- Stated problem
Omit the images. Copy each entry word for word.

Stored entries:
========================================

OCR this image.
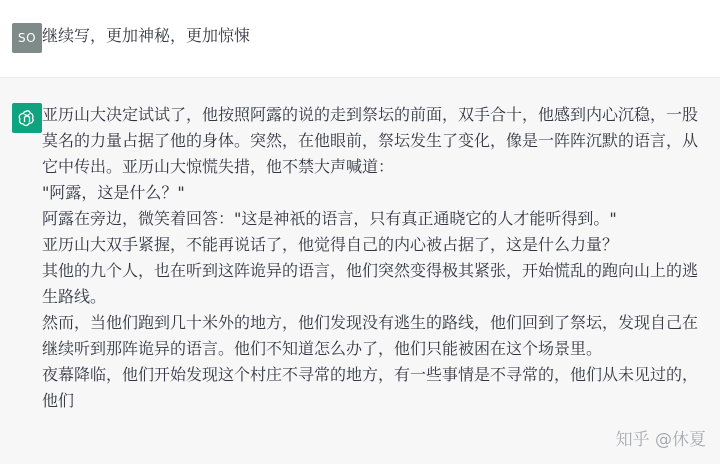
SO 继续写，更加神秘，更加惊悚

亚历山大决定试试了，他按照阿露的说的走到祭坛的前面，双手合十，他感到内心沉稳，一股莫名的力量占据了他的身体。突然，在他眼前，祭坛发生了变化，像是一阵阵沉默的语言，从它中传出。亚历山大惊慌失措，他不禁大声喊道：

"阿露，这是什么？"

阿露在旁边，微笑着回答："这是神祇的语言，只有真正通晓它的人才能听得到。"

亚历山大双手紧握，不能再说话了，他觉得自己的内心被占据了，这是什么力量？

其他的九个人，也在听到这阵诡异的语言，他们突然变得极其紧张，开始慌乱的跑向山上的逃生路线。

然而，当他们跑到几十米外的地方，他们发现没有逃生的路线，他们回到了祭坛，发现自己在继续听到那阵诡异的语言。他们不知道怎么办了，他们只能被困在这个场景里。

夜幕降临，他们开始发现这个村庄不寻常的地方，有一些事情是不寻常的，他们从未见过的，他们

知乎 @休夏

========================================

- Full output
OCR this image.
SO 继续写，更加神秘，更加惊悚

亚历山大决定试试了，他按照阿露的说的走到祭坛的前面，双手合十，他感到内心沉稳，一股莫名的力量占据了他的身体。突然，在他眼前，祭坛发生了变化，像是一阵阵沉默的语言，从它中传出。亚历山大惊慌失措，他不禁大声喊道：

"阿露，这是什么？"

阿露在旁边，微笑着回答："这是神祇的语言，只有真正通晓它的人才能听得到。"

亚历山大双手紧握，不能再说话了，他觉得自己的内心被占据了，这是什么力量？

其他的九个人，也在听到这阵诡异的语言，他们突然变得极其紧张，开始慌乱的跑向山上的逃生路线。

然而，当他们跑到几十米外的地方，他们发现没有逃生的路线，他们回到了祭坛，发现自己在继续听到那阵诡异的语言。他们不知道怎么办了，他们只能被困在这个场景里。

夜幕降临，他们开始发现这个村庄不寻常的地方，有一些事情是不寻常的，他们从未见过的，他们

知乎 @休夏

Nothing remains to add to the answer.